BEGIN Records to use

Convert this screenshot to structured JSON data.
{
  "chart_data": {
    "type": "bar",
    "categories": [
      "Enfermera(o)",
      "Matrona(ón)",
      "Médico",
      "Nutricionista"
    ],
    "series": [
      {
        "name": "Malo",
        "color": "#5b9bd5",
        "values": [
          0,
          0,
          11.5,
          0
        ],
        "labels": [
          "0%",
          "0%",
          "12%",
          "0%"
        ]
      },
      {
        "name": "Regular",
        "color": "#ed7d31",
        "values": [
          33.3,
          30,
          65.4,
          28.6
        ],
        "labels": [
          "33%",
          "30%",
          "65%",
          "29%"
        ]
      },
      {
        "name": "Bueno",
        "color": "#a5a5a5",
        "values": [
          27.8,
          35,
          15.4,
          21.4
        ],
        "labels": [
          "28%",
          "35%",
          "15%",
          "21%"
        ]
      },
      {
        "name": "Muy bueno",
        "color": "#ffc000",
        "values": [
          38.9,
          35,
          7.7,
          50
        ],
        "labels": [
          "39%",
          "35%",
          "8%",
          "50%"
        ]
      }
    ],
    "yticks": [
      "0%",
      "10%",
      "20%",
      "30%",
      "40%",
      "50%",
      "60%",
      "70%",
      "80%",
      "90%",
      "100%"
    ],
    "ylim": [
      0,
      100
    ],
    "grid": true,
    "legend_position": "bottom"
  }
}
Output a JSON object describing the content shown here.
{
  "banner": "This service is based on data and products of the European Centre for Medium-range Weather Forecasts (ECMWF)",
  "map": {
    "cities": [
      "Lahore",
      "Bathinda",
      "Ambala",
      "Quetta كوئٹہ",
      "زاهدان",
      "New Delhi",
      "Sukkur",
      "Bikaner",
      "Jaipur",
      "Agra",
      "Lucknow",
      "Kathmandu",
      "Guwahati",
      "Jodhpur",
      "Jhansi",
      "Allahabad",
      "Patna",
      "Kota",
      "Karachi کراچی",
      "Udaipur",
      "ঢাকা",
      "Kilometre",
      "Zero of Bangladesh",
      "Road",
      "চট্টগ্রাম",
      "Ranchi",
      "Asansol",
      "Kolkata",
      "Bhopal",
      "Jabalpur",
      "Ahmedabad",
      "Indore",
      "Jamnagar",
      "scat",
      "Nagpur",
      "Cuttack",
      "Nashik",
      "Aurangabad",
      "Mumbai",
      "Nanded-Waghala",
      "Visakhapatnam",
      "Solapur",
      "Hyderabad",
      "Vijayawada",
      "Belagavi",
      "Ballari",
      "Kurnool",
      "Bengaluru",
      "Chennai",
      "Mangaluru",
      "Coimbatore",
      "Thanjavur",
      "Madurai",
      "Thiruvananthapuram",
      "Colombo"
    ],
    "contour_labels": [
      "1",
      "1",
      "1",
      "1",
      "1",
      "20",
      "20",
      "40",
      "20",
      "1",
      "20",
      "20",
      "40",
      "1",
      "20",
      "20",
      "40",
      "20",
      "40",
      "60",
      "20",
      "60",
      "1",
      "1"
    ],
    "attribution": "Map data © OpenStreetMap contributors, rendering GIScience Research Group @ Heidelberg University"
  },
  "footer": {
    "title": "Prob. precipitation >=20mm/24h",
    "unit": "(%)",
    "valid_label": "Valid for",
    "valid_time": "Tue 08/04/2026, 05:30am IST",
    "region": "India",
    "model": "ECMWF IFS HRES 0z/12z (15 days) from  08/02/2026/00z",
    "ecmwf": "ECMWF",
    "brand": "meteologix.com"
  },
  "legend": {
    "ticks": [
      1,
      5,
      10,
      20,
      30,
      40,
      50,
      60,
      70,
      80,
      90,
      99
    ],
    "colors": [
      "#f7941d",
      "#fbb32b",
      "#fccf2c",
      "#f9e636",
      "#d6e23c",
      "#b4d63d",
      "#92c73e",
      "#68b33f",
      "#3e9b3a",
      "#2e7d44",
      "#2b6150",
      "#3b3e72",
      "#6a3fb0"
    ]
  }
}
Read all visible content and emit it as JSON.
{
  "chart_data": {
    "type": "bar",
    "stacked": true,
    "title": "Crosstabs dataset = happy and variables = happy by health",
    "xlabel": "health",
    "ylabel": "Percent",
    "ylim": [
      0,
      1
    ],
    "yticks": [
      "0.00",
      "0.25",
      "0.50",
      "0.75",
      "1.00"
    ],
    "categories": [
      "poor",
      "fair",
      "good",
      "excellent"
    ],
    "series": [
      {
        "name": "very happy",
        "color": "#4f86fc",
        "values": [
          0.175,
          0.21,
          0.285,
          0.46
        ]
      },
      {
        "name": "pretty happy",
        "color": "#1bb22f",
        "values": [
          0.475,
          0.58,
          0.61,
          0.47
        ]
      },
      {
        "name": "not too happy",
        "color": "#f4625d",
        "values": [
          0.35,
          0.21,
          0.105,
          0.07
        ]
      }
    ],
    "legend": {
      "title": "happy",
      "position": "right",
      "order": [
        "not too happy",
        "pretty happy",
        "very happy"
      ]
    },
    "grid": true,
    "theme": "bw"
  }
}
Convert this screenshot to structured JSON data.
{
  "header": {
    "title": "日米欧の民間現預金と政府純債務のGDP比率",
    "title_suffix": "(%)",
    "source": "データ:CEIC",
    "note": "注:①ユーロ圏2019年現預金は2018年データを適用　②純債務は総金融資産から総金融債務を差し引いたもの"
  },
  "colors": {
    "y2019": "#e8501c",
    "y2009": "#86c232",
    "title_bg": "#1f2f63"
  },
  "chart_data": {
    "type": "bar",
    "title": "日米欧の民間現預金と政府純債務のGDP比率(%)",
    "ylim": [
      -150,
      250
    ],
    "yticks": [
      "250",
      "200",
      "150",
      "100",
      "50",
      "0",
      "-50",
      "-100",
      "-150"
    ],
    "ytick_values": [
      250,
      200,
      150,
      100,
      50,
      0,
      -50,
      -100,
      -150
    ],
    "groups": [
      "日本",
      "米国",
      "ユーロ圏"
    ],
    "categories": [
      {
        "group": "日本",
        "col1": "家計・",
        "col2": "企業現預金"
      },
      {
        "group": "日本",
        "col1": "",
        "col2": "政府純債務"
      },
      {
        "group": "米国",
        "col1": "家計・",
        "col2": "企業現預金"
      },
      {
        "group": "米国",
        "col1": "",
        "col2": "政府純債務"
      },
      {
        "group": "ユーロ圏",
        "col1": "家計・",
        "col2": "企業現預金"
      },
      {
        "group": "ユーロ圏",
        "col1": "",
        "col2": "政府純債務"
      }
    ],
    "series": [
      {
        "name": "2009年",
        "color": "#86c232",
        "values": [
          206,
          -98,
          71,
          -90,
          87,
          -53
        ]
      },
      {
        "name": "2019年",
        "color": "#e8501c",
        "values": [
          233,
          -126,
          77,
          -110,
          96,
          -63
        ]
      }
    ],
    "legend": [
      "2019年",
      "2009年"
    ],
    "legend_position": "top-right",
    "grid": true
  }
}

END Records to use

--- What to do ---
Every line above should be printed again exactly as it stands.

--- Result of the exercise ---
Convert this screenshot to structured JSON data.
{
  "chart_data": {
    "type": "bar",
    "categories": [
      "Enfermera(o)",
      "Matrona(ón)",
      "Médico",
      "Nutricionista"
    ],
    "series": [
      {
        "name": "Malo",
        "color": "#5b9bd5",
        "values": [
          0,
          0,
          11.5,
          0
        ],
        "labels": [
          "0%",
          "0%",
          "12%",
          "0%"
        ]
      },
      {
        "name": "Regular",
        "color": "#ed7d31",
        "values": [
          33.3,
          30,
          65.4,
          28.6
        ],
        "labels": [
          "33%",
          "30%",
          "65%",
          "29%"
        ]
      },
      {
        "name": "Bueno",
        "color": "#a5a5a5",
        "values": [
          27.8,
          35,
          15.4,
          21.4
        ],
        "labels": [
          "28%",
          "35%",
          "15%",
          "21%"
        ]
      },
      {
        "name": "Muy bueno",
        "color": "#ffc000",
        "values": [
          38.9,
          35,
          7.7,
          50
        ],
        "labels": [
          "39%",
          "35%",
          "8%",
          "50%"
        ]
      }
    ],
    "yticks": [
      "0%",
      "10%",
      "20%",
      "30%",
      "40%",
      "50%",
      "60%",
      "70%",
      "80%",
      "90%",
      "100%"
    ],
    "ylim": [
      0,
      100
    ],
    "grid": true,
    "legend_position": "bottom"
  }
}
Output a JSON object describing the content shown here.
{
  "banner": "This service is based on data and products of the European Centre for Medium-range Weather Forecasts (ECMWF)",
  "map": {
    "cities": [
      "Lahore",
      "Bathinda",
      "Ambala",
      "Quetta كوئٹہ",
      "زاهدان",
      "New Delhi",
      "Sukkur",
      "Bikaner",
      "Jaipur",
      "Agra",
      "Lucknow",
      "Kathmandu",
      "Guwahati",
      "Jodhpur",
      "Jhansi",
      "Allahabad",
      "Patna",
      "Kota",
      "Karachi کراچی",
      "Udaipur",
      "ঢাকা",
      "Kilometre",
      "Zero of Bangladesh",
      "Road",
      "চট্টগ্রাম",
      "Ranchi",
      "Asansol",
      "Kolkata",
      "Bhopal",
      "Jabalpur",
      "Ahmedabad",
      "Indore",
      "Jamnagar",
      "scat",
      "Nagpur",
      "Cuttack",
      "Nashik",
      "Aurangabad",
      "Mumbai",
      "Nanded-Waghala",
      "Visakhapatnam",
      "Solapur",
      "Hyderabad",
      "Vijayawada",
      "Belagavi",
      "Ballari",
      "Kurnool",
      "Bengaluru",
      "Chennai",
      "Mangaluru",
      "Coimbatore",
      "Thanjavur",
      "Madurai",
      "Thiruvananthapuram",
      "Colombo"
    ],
    "contour_labels": [
      "1",
      "1",
      "1",
      "1",
      "1",
      "20",
      "20",
      "40",
      "20",
      "1",
      "20",
      "20",
      "40",
      "1",
      "20",
      "20",
      "40",
      "20",
      "40",
      "60",
      "20",
      "60",
      "1",
      "1"
    ],
    "attribution": "Map data © OpenStreetMap contributors, rendering GIScience Research Group @ Heidelberg University"
  },
  "footer": {
    "title": "Prob. precipitation >=20mm/24h",
    "unit": "(%)",
    "valid_label": "Valid for",
    "valid_time": "Tue 08/04/2026, 05:30am IST",
    "region": "India",
    "model": "ECMWF IFS HRES 0z/12z (15 days) from  08/02/2026/00z",
    "ecmwf": "ECMWF",
    "brand": "meteologix.com"
  },
  "legend": {
    "ticks": [
      1,
      5,
      10,
      20,
      30,
      40,
      50,
      60,
      70,
      80,
      90,
      99
    ],
    "colors": [
      "#f7941d",
      "#fbb32b",
      "#fccf2c",
      "#f9e636",
      "#d6e23c",
      "#b4d63d",
      "#92c73e",
      "#68b33f",
      "#3e9b3a",
      "#2e7d44",
      "#2b6150",
      "#3b3e72",
      "#6a3fb0"
    ]
  }
}
Read all visible content and emit it as JSON.
{
  "chart_data": {
    "type": "bar",
    "stacked": true,
    "title": "Crosstabs dataset = happy and variables = happy by health",
    "xlabel": "health",
    "ylabel": "Percent",
    "ylim": [
      0,
      1
    ],
    "yticks": [
      "0.00",
      "0.25",
      "0.50",
      "0.75",
      "1.00"
    ],
    "categories": [
      "poor",
      "fair",
      "good",
      "excellent"
    ],
    "series": [
      {
        "name": "very happy",
        "color": "#4f86fc",
        "values": [
          0.175,
          0.21,
          0.285,
          0.46
        ]
      },
      {
        "name": "pretty happy",
        "color": "#1bb22f",
        "values": [
          0.475,
          0.58,
          0.61,
          0.47
        ]
      },
      {
        "name": "not too happy",
        "color": "#f4625d",
        "values": [
          0.35,
          0.21,
          0.105,
          0.07
        ]
      }
    ],
    "legend": {
      "title": "happy",
      "position": "right",
      "order": [
        "not too happy",
        "pretty happy",
        "very happy"
      ]
    },
    "grid": true,
    "theme": "bw"
  }
}
Convert this screenshot to structured JSON data.
{
  "header": {
    "title": "日米欧の民間現預金と政府純債務のGDP比率",
    "title_suffix": "(%)",
    "source": "データ:CEIC",
    "note": "注:①ユーロ圏2019年現預金は2018年データを適用　②純債務は総金融資産から総金融債務を差し引いたもの"
  },
  "colors": {
    "y2019": "#e8501c",
    "y2009": "#86c232",
    "title_bg": "#1f2f63"
  },
  "chart_data": {
    "type": "bar",
    "title": "日米欧の民間現預金と政府純債務のGDP比率(%)",
    "ylim": [
      -150,
      250
    ],
    "yticks": [
      "250",
      "200",
      "150",
      "100",
      "50",
      "0",
      "-50",
      "-100",
      "-150"
    ],
    "ytick_values": [
      250,
      200,
      150,
      100,
      50,
      0,
      -50,
      -100,
      -150
    ],
    "groups": [
      "日本",
      "米国",
      "ユーロ圏"
    ],
    "categories": [
      {
        "group": "日本",
        "col1": "家計・",
        "col2": "企業現預金"
      },
      {
        "group": "日本",
        "col1": "",
        "col2": "政府純債務"
      },
      {
        "group": "米国",
        "col1": "家計・",
        "col2": "企業現預金"
      },
      {
        "group": "米国",
        "col1": "",
        "col2": "政府純債務"
      },
      {
        "group": "ユーロ圏",
        "col1": "家計・",
        "col2": "企業現預金"
      },
      {
        "group": "ユーロ圏",
        "col1": "",
        "col2": "政府純債務"
      }
    ],
    "series": [
      {
        "name": "2009年",
        "color": "#86c232",
        "values": [
          206,
          -98,
          71,
          -90,
          87,
          -53
        ]
      },
      {
        "name": "2019年",
        "color": "#e8501c",
        "values": [
          233,
          -126,
          77,
          -110,
          96,
          -63
        ]
      }
    ],
    "legend": [
      "2019年",
      "2009年"
    ],
    "legend_position": "top-right",
    "grid": true
  }
}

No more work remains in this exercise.